▶ [STATED TASK]:
Below are records to be output exactly, every one of them.

>> Begin STORED ROWS

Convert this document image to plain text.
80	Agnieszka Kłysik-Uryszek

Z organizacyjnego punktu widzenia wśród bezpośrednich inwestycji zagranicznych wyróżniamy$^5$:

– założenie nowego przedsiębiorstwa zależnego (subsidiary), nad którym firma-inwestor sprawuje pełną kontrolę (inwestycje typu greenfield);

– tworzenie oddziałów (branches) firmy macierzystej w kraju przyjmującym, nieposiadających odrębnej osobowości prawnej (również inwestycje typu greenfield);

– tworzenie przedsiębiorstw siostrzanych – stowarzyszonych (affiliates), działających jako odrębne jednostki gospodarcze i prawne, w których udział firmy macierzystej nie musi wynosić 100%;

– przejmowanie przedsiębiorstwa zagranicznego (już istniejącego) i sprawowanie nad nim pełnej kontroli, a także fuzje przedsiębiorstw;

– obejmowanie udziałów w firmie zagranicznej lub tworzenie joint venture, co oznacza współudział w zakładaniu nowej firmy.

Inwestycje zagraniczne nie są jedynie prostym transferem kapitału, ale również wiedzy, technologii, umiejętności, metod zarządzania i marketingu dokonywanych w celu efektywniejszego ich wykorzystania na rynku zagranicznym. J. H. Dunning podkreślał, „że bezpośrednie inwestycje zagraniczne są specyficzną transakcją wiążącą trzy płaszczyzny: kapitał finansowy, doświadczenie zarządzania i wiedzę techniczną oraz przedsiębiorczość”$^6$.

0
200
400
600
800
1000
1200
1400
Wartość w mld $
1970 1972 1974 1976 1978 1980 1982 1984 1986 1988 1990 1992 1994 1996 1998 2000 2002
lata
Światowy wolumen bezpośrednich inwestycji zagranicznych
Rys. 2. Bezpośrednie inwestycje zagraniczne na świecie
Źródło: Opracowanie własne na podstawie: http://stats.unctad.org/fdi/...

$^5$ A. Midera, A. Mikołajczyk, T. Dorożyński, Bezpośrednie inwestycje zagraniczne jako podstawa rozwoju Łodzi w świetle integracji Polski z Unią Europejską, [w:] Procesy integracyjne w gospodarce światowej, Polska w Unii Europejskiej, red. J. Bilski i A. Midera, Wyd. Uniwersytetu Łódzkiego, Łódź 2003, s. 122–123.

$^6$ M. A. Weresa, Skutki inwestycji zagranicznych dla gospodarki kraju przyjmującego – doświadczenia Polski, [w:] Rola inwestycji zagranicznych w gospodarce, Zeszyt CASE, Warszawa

>> End STORED ROWS

▶ [FINAL RESULT]:
Convert this document image to plain text.
80	Agnieszka Kłysik-Uryszek

Z organizacyjnego punktu widzenia wśród bezpośrednich inwestycji zagranicznych wyróżniamy$^5$:

– założenie nowego przedsiębiorstwa zależnego (subsidiary), nad którym firma-inwestor sprawuje pełną kontrolę (inwestycje typu greenfield);

– tworzenie oddziałów (branches) firmy macierzystej w kraju przyjmującym, nieposiadających odrębnej osobowości prawnej (również inwestycje typu greenfield);

– tworzenie przedsiębiorstw siostrzanych – stowarzyszonych (affiliates), działających jako odrębne jednostki gospodarcze i prawne, w których udział firmy macierzystej nie musi wynosić 100%;

– przejmowanie przedsiębiorstwa zagranicznego (już istniejącego) i sprawowanie nad nim pełnej kontroli, a także fuzje przedsiębiorstw;

– obejmowanie udziałów w firmie zagranicznej lub tworzenie joint venture, co oznacza współudział w zakładaniu nowej firmy.

Inwestycje zagraniczne nie są jedynie prostym transferem kapitału, ale również wiedzy, technologii, umiejętności, metod zarządzania i marketingu dokonywanych w celu efektywniejszego ich wykorzystania na rynku zagranicznym. J. H. Dunning podkreślał, „że bezpośrednie inwestycje zagraniczne są specyficzną transakcją wiążącą trzy płaszczyzny: kapitał finansowy, doświadczenie zarządzania i wiedzę techniczną oraz przedsiębiorczość”$^6$.

0
200
400
600
800
1000
1200
1400
Wartość w mld $
1970 1972 1974 1976 1978 1980 1982 1984 1986 1988 1990 1992 1994 1996 1998 2000 2002
lata
Światowy wolumen bezpośrednich inwestycji zagranicznych
Rys. 2. Bezpośrednie inwestycje zagraniczne na świecie
Źródło: Opracowanie własne na podstawie: http://stats.unctad.org/fdi/...

$^5$ A. Midera, A. Mikołajczyk, T. Dorożyński, Bezpośrednie inwestycje zagraniczne jako podstawa rozwoju Łodzi w świetle integracji Polski z Unią Europejską, [w:] Procesy integracyjne w gospodarce światowej, Polska w Unii Europejskiej, red. J. Bilski i A. Midera, Wyd. Uniwersytetu Łódzkiego, Łódź 2003, s. 122–123.

$^6$ M. A. Weresa, Skutki inwestycji zagranicznych dla gospodarki kraju przyjmującego – doświadczenia Polski, [w:] Rola inwestycji zagranicznych w gospodarce, Zeszyt CASE, Warszawa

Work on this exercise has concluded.